** Start SOURCE RECORDS **

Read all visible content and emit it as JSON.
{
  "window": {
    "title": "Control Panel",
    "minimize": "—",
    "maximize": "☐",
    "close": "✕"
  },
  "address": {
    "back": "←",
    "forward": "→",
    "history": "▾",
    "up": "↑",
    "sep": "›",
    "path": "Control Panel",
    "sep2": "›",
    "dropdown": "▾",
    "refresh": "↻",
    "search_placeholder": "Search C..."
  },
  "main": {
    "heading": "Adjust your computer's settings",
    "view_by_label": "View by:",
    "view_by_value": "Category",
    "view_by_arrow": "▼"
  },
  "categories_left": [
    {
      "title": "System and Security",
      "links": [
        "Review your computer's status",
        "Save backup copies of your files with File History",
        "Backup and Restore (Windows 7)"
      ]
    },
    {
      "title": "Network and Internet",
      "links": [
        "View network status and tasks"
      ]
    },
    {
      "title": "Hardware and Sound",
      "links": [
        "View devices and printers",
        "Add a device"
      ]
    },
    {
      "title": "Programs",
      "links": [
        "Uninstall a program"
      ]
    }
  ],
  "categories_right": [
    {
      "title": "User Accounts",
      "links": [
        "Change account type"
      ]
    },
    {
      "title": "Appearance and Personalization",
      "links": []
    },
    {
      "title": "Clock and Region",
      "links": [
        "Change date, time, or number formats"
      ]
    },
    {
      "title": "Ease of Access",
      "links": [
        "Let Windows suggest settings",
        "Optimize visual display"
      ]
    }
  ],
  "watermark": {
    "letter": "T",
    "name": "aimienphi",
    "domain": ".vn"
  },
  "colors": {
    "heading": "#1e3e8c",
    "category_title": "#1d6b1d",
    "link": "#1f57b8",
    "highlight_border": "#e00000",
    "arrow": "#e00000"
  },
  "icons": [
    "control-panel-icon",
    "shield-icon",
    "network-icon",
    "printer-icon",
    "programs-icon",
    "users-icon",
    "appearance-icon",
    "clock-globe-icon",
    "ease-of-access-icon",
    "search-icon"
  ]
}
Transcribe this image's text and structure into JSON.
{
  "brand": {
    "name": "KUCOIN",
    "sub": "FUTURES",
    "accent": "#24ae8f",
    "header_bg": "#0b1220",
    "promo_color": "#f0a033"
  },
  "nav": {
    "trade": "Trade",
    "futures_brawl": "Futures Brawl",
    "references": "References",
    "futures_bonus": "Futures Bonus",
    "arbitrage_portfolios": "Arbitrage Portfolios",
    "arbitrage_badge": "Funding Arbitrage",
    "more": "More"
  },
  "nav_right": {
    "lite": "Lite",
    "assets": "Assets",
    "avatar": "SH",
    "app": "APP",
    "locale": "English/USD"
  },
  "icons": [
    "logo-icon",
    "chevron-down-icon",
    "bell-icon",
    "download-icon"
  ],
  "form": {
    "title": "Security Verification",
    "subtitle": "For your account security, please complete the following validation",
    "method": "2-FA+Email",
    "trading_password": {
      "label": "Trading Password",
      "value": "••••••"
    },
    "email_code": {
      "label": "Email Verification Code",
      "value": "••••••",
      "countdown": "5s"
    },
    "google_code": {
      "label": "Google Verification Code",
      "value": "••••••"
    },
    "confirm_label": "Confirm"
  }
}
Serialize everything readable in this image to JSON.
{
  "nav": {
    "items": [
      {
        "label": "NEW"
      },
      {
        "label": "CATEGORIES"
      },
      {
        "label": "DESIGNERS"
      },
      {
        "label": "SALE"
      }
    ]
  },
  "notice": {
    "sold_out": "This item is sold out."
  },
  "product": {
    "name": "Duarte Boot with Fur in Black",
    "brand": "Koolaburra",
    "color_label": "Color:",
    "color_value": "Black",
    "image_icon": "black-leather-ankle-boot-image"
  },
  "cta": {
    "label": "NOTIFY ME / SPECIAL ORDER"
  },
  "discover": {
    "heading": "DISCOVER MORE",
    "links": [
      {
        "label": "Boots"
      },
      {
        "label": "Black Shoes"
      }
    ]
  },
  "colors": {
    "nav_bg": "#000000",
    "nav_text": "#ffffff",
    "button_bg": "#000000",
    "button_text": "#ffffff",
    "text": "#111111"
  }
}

** End SOURCE RECORDS **
** Start SOURCE RECORDS **

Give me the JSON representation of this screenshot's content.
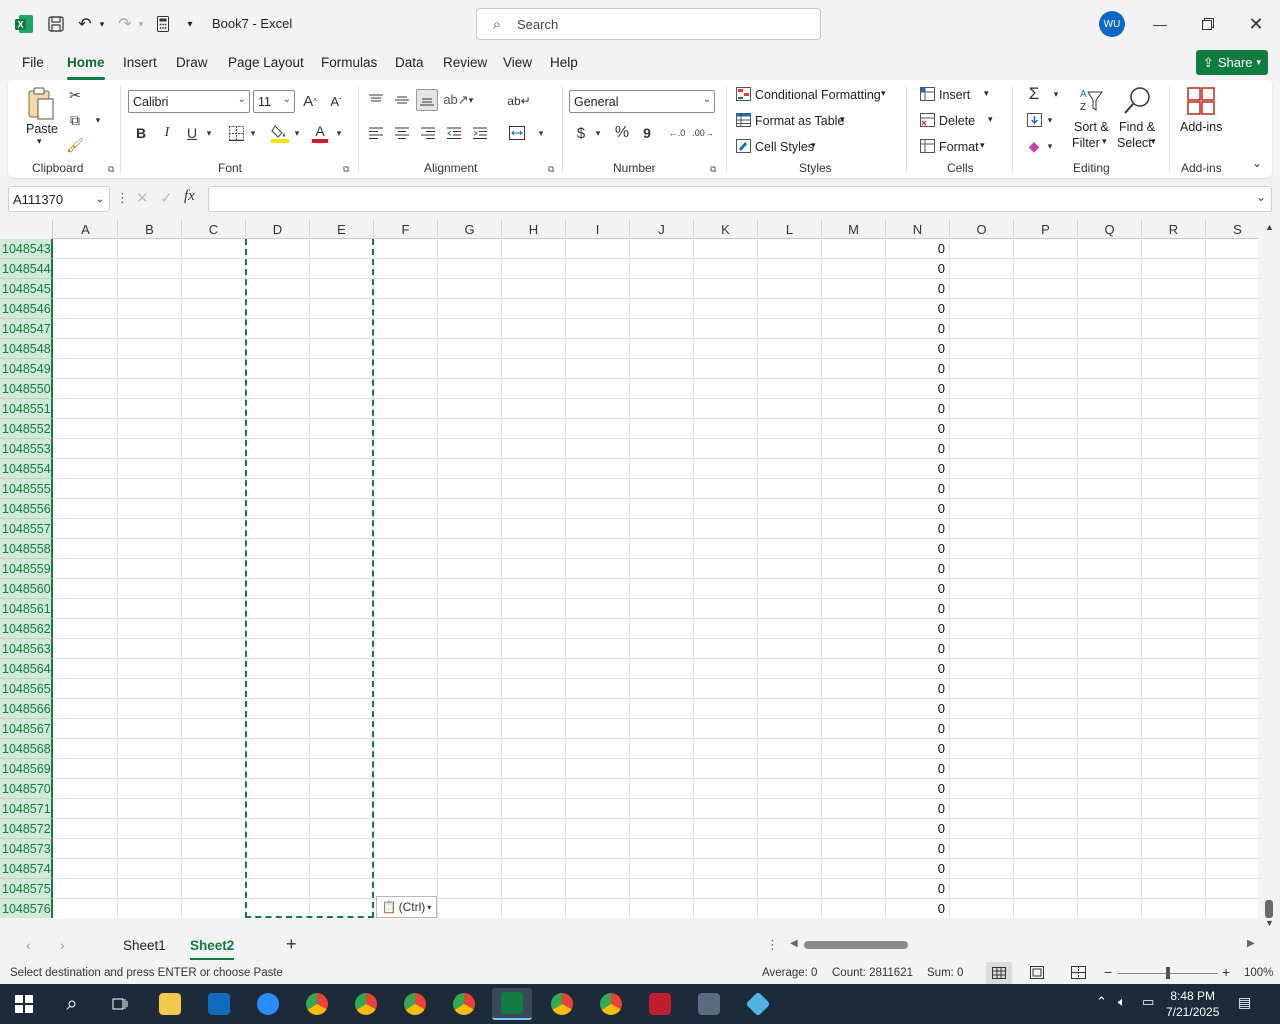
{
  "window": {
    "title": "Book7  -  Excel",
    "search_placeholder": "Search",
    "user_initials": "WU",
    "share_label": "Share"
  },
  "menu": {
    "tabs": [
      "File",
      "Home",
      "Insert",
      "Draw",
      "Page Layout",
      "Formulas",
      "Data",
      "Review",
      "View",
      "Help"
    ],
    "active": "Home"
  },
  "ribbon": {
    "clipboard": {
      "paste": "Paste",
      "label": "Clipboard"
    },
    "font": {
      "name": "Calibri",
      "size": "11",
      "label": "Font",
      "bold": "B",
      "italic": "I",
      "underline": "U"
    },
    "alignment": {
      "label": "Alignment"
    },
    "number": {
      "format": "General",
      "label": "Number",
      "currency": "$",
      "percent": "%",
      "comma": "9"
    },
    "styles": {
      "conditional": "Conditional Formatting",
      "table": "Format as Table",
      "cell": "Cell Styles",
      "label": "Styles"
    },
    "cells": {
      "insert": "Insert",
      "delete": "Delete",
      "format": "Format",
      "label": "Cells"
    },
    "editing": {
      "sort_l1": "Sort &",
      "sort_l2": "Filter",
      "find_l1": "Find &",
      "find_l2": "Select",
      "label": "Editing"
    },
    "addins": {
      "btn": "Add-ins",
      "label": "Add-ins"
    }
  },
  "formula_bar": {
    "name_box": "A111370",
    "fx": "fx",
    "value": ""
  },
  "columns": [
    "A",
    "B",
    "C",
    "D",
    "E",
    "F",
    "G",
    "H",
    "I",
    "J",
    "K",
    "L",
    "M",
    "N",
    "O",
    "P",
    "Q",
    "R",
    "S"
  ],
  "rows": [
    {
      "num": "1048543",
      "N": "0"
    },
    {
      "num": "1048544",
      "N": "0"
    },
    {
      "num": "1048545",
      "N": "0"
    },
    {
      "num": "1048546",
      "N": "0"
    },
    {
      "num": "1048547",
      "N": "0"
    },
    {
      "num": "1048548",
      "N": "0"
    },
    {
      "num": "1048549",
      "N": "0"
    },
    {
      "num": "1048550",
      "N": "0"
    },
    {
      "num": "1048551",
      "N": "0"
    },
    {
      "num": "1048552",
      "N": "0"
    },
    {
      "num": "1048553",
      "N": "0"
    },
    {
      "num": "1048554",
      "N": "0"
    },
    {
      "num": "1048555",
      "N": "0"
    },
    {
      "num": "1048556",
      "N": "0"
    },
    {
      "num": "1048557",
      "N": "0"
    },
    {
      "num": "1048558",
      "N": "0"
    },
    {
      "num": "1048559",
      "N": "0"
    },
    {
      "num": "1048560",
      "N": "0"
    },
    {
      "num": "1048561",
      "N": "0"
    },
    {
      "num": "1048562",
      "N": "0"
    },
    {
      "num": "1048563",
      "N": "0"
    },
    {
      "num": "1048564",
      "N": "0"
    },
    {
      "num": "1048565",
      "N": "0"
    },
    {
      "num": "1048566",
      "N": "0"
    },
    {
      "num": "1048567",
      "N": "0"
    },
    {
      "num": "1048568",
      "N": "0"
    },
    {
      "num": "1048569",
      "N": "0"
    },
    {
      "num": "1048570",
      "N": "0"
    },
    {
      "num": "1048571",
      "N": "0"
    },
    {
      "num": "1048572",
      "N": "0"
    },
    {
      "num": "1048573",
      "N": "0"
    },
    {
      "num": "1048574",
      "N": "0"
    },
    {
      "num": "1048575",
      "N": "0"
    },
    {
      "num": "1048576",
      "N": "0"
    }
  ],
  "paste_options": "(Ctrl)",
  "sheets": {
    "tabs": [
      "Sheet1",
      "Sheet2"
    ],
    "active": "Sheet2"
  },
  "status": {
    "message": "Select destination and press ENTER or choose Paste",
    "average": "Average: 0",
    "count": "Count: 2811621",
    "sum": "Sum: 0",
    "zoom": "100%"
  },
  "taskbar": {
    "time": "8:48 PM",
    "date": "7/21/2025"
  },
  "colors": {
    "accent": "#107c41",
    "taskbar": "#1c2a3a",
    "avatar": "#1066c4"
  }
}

** End SOURCE RECORDS **

▶ **WHAT YOU HAVE TO DO**
From the listing above, collect every line that mentions the word "File".

▶ **FINAL ANSWER**
        "Save backup copies of your files with File History",
      "File",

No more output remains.